▶ What the task requires: Every line that holds the string "place" is to be identified and copied.

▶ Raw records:
━━━━━━━━
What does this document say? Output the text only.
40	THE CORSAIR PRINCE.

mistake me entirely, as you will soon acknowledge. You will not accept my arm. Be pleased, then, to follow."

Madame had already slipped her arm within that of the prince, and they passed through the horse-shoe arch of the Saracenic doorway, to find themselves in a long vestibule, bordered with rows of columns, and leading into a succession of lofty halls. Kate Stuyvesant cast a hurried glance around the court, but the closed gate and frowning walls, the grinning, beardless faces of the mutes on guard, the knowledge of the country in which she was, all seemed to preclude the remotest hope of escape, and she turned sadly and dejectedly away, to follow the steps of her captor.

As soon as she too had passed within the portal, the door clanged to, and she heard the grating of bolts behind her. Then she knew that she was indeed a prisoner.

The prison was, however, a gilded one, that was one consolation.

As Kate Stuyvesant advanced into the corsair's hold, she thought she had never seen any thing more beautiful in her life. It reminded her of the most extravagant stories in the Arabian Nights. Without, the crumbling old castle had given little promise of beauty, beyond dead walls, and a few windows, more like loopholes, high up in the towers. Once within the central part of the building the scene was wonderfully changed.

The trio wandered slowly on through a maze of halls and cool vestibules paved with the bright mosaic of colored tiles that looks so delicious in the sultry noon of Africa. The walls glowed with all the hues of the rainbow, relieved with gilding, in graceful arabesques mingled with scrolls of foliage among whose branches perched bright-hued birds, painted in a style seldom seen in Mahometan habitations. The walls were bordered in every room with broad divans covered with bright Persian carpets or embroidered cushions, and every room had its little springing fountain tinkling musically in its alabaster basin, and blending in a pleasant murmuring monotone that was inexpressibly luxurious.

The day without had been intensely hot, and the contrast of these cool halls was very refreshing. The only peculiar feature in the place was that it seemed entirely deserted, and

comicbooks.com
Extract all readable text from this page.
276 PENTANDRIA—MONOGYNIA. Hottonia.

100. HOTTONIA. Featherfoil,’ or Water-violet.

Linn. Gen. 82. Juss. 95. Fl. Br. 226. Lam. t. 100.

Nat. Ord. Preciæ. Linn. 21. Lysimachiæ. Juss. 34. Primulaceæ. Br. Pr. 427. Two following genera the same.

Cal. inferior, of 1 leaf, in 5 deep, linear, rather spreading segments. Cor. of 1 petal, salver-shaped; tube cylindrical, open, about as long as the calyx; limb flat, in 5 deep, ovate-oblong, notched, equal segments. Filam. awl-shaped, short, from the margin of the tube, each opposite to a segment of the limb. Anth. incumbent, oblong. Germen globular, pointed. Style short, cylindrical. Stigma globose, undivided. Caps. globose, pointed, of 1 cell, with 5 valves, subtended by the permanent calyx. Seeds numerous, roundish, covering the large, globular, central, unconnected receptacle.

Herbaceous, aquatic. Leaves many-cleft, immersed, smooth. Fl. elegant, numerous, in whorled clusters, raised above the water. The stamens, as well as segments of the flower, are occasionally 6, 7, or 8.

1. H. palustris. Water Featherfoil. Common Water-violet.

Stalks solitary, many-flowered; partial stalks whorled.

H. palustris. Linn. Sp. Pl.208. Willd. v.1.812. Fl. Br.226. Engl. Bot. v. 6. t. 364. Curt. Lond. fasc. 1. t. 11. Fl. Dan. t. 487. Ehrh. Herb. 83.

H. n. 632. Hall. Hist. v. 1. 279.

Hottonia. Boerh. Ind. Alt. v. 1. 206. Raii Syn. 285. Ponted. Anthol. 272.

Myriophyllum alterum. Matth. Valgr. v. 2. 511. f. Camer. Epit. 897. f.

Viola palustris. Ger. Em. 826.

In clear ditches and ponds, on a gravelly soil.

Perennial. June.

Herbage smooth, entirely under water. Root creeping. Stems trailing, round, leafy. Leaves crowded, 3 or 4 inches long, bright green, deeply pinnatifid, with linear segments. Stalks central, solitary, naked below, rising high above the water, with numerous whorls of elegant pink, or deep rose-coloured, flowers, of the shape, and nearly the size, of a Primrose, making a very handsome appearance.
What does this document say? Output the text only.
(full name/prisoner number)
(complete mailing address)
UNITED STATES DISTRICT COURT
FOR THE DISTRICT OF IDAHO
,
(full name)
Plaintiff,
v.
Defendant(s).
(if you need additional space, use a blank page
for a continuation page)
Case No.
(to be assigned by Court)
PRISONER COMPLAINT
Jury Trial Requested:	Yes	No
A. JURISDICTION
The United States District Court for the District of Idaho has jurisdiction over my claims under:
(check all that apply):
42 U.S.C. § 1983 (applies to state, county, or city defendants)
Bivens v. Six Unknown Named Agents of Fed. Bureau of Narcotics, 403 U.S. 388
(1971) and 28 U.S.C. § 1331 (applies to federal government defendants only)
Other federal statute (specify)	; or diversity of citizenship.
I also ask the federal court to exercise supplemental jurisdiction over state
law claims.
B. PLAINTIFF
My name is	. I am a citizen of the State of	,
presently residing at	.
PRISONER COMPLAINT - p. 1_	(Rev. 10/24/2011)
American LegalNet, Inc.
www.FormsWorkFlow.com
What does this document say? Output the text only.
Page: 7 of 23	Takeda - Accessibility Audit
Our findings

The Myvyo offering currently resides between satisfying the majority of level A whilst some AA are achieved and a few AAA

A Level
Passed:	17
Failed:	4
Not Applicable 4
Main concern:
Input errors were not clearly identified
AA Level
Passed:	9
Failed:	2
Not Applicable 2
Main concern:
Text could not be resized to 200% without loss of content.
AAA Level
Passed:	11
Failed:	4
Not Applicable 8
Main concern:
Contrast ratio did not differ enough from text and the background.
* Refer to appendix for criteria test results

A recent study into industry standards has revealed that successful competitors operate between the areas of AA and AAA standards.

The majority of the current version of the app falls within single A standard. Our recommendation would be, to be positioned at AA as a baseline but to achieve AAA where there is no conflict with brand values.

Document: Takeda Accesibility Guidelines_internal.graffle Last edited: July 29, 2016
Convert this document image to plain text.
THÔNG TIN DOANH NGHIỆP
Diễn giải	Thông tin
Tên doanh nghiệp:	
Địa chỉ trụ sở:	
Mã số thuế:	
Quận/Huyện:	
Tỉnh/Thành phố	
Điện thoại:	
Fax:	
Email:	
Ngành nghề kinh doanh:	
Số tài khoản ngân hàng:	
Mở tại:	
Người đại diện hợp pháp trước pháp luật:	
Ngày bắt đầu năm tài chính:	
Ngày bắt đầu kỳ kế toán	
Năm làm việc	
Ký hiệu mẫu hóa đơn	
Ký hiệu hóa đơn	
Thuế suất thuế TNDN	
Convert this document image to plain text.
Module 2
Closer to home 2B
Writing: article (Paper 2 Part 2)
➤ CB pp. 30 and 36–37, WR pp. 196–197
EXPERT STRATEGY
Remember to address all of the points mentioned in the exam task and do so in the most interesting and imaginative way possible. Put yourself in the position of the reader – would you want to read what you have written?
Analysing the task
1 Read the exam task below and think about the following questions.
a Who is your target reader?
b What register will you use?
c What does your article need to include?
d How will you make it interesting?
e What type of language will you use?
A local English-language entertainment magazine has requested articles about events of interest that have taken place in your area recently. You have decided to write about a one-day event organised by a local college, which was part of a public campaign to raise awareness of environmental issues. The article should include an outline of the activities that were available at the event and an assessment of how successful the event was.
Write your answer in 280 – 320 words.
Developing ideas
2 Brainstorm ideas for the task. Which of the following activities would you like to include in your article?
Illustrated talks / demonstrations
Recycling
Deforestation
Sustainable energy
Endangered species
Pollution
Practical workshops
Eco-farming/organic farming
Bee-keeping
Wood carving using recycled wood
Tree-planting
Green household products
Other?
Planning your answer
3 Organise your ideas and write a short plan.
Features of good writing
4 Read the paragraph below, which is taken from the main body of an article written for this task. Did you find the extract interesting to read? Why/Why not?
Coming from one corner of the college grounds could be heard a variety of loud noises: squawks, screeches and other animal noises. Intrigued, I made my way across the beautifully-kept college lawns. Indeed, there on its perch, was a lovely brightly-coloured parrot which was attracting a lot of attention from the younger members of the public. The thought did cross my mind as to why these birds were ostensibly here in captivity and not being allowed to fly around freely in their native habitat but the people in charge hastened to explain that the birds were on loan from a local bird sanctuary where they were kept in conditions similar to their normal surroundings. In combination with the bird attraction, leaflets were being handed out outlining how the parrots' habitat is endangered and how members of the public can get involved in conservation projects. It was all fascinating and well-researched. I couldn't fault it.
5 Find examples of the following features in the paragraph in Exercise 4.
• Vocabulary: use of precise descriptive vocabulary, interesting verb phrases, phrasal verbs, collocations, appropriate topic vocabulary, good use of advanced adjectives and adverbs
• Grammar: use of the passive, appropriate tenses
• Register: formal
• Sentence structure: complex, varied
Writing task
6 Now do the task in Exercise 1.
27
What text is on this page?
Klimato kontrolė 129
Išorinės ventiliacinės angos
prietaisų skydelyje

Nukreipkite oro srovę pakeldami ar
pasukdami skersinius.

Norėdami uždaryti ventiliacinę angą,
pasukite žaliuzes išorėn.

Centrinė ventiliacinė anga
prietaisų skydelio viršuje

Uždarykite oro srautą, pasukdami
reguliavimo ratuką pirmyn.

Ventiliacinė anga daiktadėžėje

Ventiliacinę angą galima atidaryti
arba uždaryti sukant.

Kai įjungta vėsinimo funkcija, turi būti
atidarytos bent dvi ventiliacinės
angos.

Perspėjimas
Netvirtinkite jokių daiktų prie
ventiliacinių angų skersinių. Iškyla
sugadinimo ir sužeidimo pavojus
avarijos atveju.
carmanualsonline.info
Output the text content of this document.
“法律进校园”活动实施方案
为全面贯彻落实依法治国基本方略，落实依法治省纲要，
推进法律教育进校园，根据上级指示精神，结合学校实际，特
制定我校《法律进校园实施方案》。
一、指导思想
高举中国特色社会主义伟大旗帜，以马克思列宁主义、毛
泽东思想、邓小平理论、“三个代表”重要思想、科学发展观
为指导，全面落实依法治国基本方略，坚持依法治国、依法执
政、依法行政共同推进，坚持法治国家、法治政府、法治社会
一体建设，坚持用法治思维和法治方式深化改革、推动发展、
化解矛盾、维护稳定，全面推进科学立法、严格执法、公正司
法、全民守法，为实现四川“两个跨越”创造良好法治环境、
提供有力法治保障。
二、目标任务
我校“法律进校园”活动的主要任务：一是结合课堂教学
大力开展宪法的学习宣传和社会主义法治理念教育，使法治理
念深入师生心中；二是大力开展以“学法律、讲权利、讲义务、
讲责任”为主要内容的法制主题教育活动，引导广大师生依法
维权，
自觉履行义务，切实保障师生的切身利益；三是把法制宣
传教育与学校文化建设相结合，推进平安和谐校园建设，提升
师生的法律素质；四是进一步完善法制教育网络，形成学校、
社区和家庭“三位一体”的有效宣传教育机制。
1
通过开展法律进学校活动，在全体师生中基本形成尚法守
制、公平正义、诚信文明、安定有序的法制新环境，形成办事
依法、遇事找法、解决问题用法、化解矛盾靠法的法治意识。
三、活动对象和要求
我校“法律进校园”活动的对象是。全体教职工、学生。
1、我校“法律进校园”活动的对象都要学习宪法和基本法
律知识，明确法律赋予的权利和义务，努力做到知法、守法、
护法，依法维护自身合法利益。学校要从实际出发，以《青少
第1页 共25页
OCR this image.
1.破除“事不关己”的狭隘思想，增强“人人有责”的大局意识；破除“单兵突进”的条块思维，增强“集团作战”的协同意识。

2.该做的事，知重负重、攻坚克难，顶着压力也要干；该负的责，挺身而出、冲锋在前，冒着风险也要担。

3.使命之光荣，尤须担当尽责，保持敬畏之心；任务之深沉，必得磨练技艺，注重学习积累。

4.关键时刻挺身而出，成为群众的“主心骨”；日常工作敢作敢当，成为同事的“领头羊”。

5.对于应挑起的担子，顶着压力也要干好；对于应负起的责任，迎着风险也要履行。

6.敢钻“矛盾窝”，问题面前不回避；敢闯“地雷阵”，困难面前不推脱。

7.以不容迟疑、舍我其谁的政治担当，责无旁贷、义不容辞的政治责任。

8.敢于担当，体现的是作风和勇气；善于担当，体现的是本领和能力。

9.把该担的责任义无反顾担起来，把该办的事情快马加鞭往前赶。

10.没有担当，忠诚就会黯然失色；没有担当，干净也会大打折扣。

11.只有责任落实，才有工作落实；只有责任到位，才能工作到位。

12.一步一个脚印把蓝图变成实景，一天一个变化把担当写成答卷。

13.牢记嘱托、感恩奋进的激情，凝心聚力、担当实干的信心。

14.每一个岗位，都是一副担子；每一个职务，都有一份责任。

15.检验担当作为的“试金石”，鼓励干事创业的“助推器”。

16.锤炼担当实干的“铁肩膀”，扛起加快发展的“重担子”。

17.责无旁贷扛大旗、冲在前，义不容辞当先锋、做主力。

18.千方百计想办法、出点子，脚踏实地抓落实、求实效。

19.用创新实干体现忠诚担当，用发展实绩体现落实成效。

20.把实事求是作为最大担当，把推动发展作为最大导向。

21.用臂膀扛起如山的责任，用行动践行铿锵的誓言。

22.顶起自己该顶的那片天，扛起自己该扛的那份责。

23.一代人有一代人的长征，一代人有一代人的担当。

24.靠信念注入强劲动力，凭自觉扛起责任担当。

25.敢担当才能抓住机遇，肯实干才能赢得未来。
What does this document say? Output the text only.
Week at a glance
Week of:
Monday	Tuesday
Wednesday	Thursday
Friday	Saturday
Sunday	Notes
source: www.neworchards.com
━━━━━━━━
▶ Written answer:
The day without had been intensely hot, and the contrast of these cool halls was very refreshing. The only peculiar feature in the place was that it seemed entirely deserted, and
A local English-language entertainment magazine has requested articles about events of interest that have taken place in your area recently. You have decided to write about a one-day event organised by a local college, which was part of a public campaign to raise awareness of environmental issues. The article should include an outline of the activities that were available at the event and an assessment of how successful the event was.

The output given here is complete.